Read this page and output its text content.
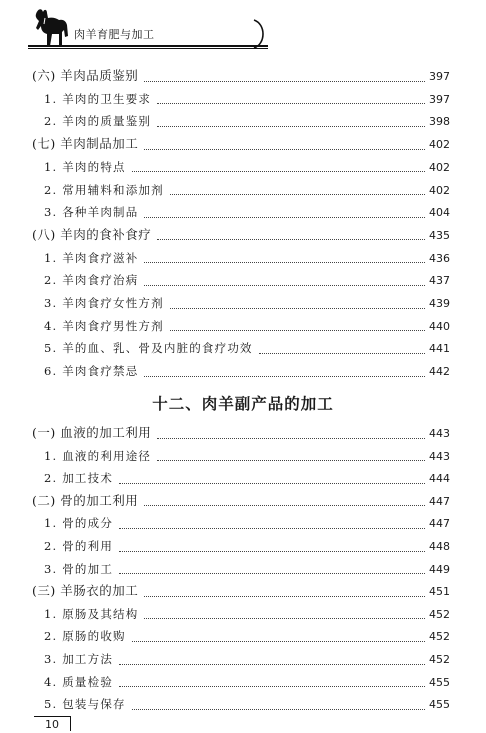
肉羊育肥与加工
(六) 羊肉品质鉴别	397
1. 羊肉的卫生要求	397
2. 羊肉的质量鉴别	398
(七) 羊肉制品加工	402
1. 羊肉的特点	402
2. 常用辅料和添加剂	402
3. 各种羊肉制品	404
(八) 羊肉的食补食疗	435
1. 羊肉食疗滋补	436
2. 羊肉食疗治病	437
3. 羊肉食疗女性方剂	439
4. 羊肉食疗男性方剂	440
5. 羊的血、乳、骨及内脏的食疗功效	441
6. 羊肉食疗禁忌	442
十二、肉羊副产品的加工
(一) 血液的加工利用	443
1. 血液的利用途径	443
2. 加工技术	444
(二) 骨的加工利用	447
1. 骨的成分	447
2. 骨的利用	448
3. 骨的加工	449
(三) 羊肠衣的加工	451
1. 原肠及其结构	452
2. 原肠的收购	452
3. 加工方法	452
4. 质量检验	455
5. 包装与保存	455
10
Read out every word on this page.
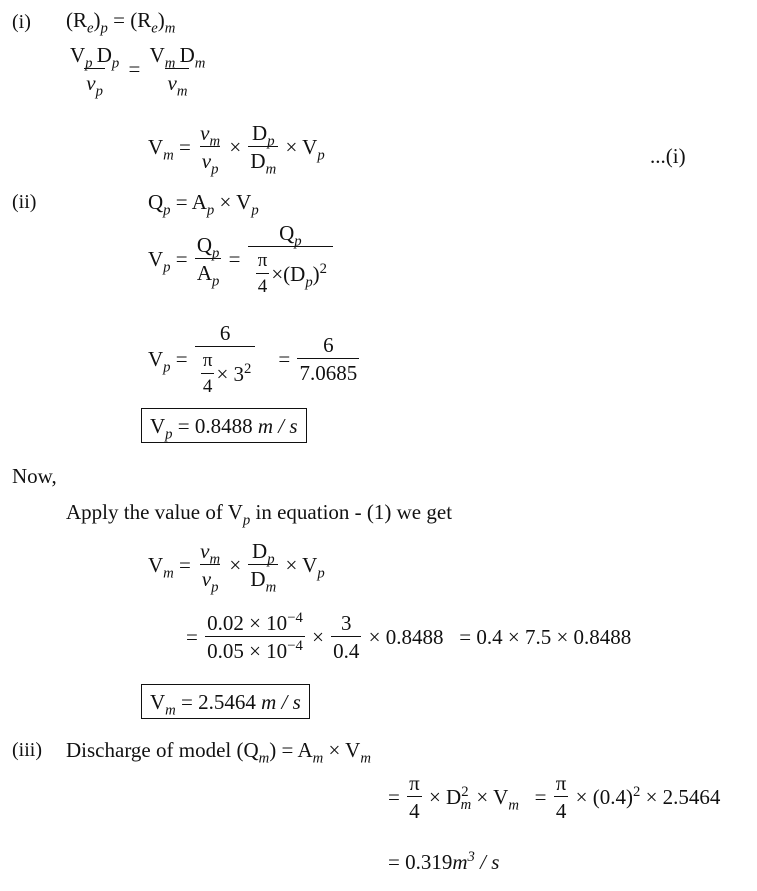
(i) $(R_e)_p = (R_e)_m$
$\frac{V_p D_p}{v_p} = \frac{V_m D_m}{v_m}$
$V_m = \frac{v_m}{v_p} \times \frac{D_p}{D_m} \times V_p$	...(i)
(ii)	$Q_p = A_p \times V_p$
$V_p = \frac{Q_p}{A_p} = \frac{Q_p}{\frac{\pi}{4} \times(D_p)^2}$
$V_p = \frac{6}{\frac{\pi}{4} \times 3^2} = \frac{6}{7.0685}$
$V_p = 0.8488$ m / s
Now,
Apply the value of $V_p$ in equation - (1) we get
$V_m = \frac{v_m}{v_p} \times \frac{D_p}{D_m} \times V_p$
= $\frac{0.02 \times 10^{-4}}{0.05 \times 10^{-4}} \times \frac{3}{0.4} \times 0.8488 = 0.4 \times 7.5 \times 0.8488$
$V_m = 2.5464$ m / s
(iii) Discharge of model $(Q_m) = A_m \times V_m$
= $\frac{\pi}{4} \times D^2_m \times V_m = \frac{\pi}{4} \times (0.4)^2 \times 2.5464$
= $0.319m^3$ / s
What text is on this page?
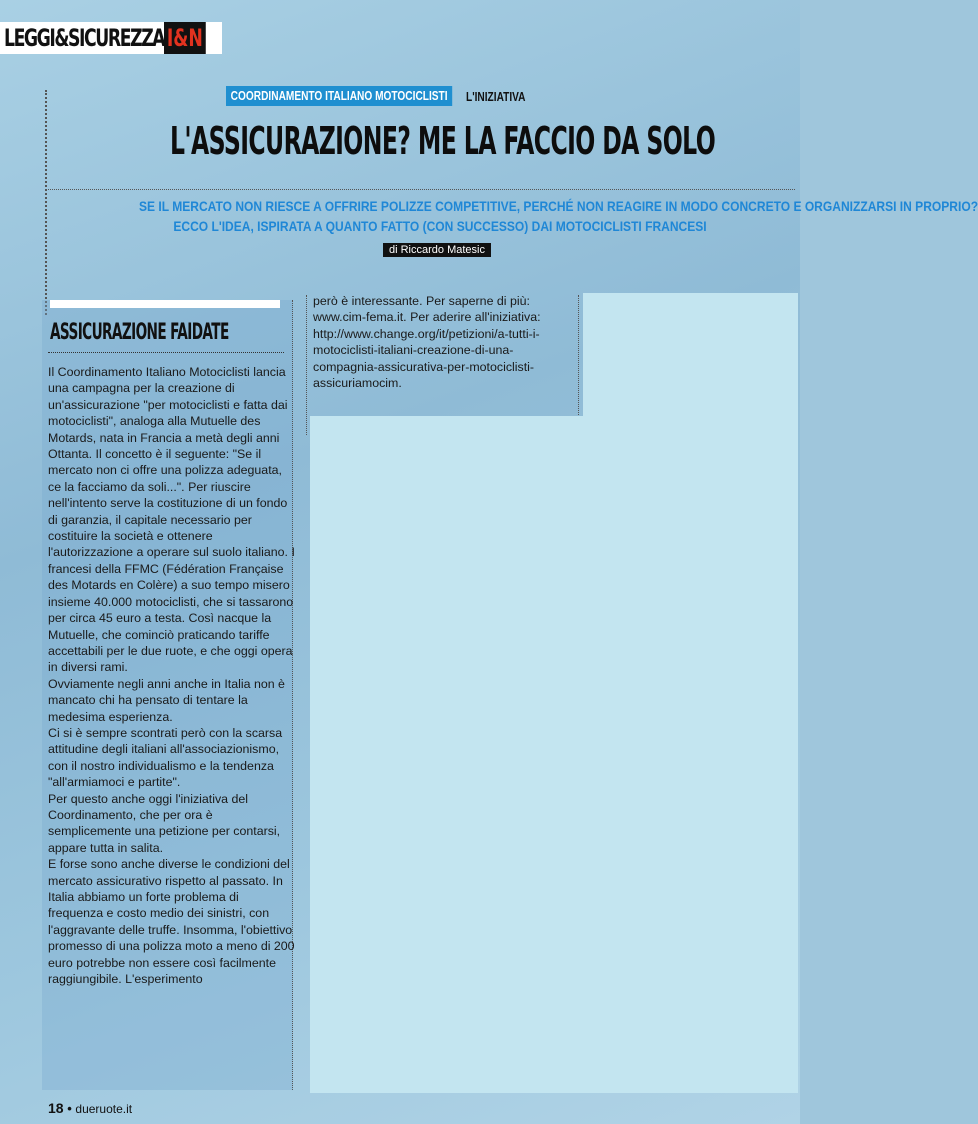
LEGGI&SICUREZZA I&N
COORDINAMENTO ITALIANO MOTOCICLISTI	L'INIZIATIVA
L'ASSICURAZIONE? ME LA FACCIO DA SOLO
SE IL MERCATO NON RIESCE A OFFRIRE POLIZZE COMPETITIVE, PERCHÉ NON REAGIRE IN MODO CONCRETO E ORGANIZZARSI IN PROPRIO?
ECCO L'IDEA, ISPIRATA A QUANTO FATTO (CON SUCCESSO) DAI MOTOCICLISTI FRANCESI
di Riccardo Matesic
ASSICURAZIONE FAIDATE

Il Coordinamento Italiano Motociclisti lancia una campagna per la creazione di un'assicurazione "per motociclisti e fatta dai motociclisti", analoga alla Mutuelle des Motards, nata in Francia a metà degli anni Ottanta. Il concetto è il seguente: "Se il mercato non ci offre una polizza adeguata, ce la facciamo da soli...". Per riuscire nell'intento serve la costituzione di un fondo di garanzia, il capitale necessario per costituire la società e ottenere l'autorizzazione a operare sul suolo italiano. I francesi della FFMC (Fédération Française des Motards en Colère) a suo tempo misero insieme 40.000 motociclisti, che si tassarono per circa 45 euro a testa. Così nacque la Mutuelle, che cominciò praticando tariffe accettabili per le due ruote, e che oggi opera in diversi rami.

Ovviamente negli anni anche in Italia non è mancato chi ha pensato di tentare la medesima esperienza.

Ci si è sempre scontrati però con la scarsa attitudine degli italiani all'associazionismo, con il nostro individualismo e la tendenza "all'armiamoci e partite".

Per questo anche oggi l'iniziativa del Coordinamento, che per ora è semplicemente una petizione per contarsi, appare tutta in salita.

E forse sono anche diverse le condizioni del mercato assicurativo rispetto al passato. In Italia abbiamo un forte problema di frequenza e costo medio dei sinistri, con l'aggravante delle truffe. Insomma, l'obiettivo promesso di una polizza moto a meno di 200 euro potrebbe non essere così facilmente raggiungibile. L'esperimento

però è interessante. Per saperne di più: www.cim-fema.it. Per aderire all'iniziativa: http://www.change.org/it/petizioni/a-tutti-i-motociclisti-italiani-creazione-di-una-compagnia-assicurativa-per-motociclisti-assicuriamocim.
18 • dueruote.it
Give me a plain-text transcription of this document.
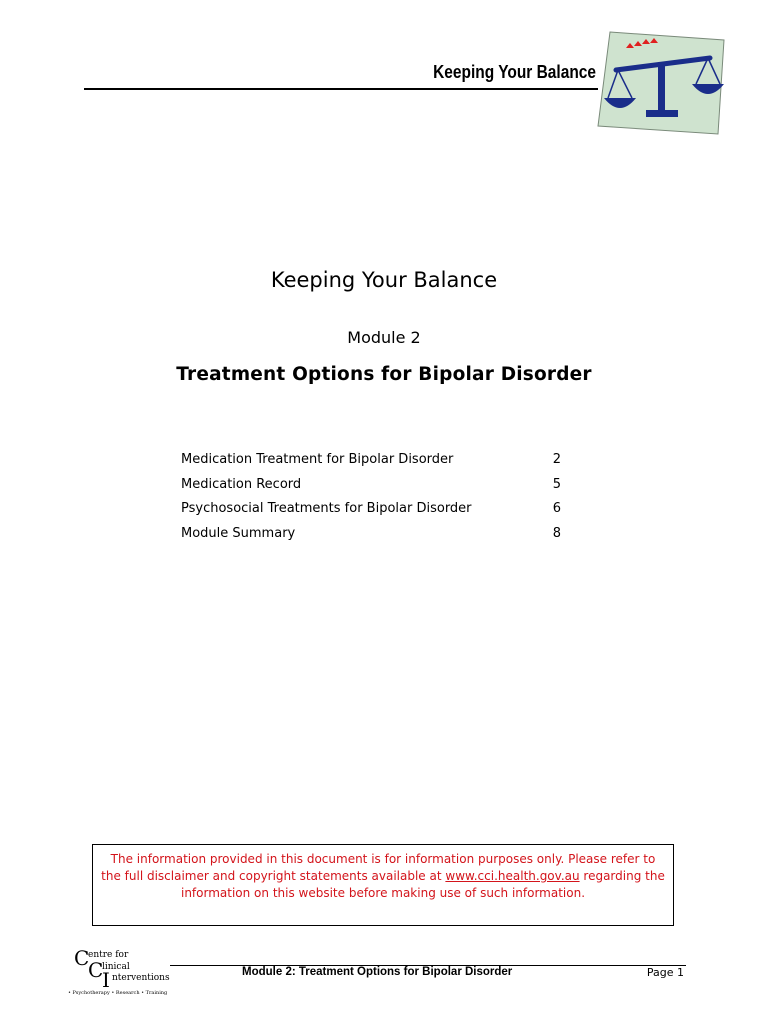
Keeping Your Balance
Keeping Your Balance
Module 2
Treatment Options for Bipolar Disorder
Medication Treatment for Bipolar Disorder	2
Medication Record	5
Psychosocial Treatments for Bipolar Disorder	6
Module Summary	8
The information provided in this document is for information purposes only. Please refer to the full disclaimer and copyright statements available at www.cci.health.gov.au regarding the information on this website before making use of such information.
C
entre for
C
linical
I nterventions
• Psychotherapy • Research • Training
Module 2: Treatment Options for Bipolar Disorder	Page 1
☆ ☆ ☆ ☆
What to work on: Repeat each record exactly, with the pictures left out.

In response:
Read this page and output its text content.
肉羊育肥与加工
(六) 羊肉品质鉴别	397
1. 羊肉的卫生要求	397
2. 羊肉的质量鉴别	398
(七) 羊肉制品加工	402
1. 羊肉的特点	402
2. 常用辅料和添加剂	402
3. 各种羊肉制品	404
(八) 羊肉的食补食疗	435
1. 羊肉食疗滋补	436
2. 羊肉食疗治病	437
3. 羊肉食疗女性方剂	439
4. 羊肉食疗男性方剂	440
5. 羊的血、乳、骨及内脏的食疗功效	441
6. 羊肉食疗禁忌	442
十二、肉羊副产品的加工
(一) 血液的加工利用	443
1. 血液的利用途径	443
2. 加工技术	444
(二) 骨的加工利用	447
1. 骨的成分	447
2. 骨的利用	448
3. 骨的加工	449
(三) 羊肠衣的加工	451
1. 原肠及其结构	452
2. 原肠的收购	452
3. 加工方法	452
4. 质量检验	455
5. 包装与保存	455
10
Read out every word on this page.
(i) $(R_e)_p = (R_e)_m$
$\frac{V_p D_p}{v_p} = \frac{V_m D_m}{v_m}$
$V_m = \frac{v_m}{v_p} \times \frac{D_p}{D_m} \times V_p$	...(i)
(ii)	$Q_p = A_p \times V_p$
$V_p = \frac{Q_p}{A_p} = \frac{Q_p}{\frac{\pi}{4} \times(D_p)^2}$
$V_p = \frac{6}{\frac{\pi}{4} \times 3^2} = \frac{6}{7.0685}$
$V_p = 0.8488$ m / s
Now,
Apply the value of $V_p$ in equation - (1) we get
$V_m = \frac{v_m}{v_p} \times \frac{D_p}{D_m} \times V_p$
= $\frac{0.02 \times 10^{-4}}{0.05 \times 10^{-4}} \times \frac{3}{0.4} \times 0.8488 = 0.4 \times 7.5 \times 0.8488$
$V_m = 2.5464$ m / s
(iii) Discharge of model $(Q_m) = A_m \times V_m$
= $\frac{\pi}{4} \times D^2_m \times V_m = \frac{\pi}{4} \times (0.4)^2 \times 2.5464$
= $0.319m^3$ / s
What text is on this page?
LEGGI&SICUREZZA I&N
COORDINAMENTO ITALIANO MOTOCICLISTI	L'INIZIATIVA
L'ASSICURAZIONE? ME LA FACCIO DA SOLO
SE IL MERCATO NON RIESCE A OFFRIRE POLIZZE COMPETITIVE, PERCHÉ NON REAGIRE IN MODO CONCRETO E ORGANIZZARSI IN PROPRIO?
ECCO L'IDEA, ISPIRATA A QUANTO FATTO (CON SUCCESSO) DAI MOTOCICLISTI FRANCESI
di Riccardo Matesic
ASSICURAZIONE FAIDATE

Il Coordinamento Italiano Motociclisti lancia una campagna per la creazione di un'assicurazione "per motociclisti e fatta dai motociclisti", analoga alla Mutuelle des Motards, nata in Francia a metà degli anni Ottanta. Il concetto è il seguente: "Se il mercato non ci offre una polizza adeguata, ce la facciamo da soli...". Per riuscire nell'intento serve la costituzione di un fondo di garanzia, il capitale necessario per costituire la società e ottenere l'autorizzazione a operare sul suolo italiano. I francesi della FFMC (Fédération Française des Motards en Colère) a suo tempo misero insieme 40.000 motociclisti, che si tassarono per circa 45 euro a testa. Così nacque la Mutuelle, che cominciò praticando tariffe accettabili per le due ruote, e che oggi opera in diversi rami.

Ovviamente negli anni anche in Italia non è mancato chi ha pensato di tentare la medesima esperienza.

Ci si è sempre scontrati però con la scarsa attitudine degli italiani all'associazionismo, con il nostro individualismo e la tendenza "all'armiamoci e partite".

Per questo anche oggi l'iniziativa del Coordinamento, che per ora è semplicemente una petizione per contarsi, appare tutta in salita.

E forse sono anche diverse le condizioni del mercato assicurativo rispetto al passato. In Italia abbiamo un forte problema di frequenza e costo medio dei sinistri, con l'aggravante delle truffe. Insomma, l'obiettivo promesso di una polizza moto a meno di 200 euro potrebbe non essere così facilmente raggiungibile. L'esperimento

però è interessante. Per saperne di più: www.cim-fema.it. Per aderire all'iniziativa: http://www.change.org/it/petizioni/a-tutti-i-motociclisti-italiani-creazione-di-una-compagnia-assicurativa-per-motociclisti-assicuriamocim.
18 • dueruote.it
Give me a plain-text transcription of this document.
Keeping Your Balance
Keeping Your Balance
Module 2
Treatment Options for Bipolar Disorder
Medication Treatment for Bipolar Disorder	2
Medication Record	5
Psychosocial Treatments for Bipolar Disorder	6
Module Summary	8
The information provided in this document is for information purposes only. Please refer to the full disclaimer and copyright statements available at www.cci.health.gov.au regarding the information on this website before making use of such information.
C
entre for
C
linical
I nterventions
• Psychotherapy • Research • Training
Module 2: Treatment Options for Bipolar Disorder	Page 1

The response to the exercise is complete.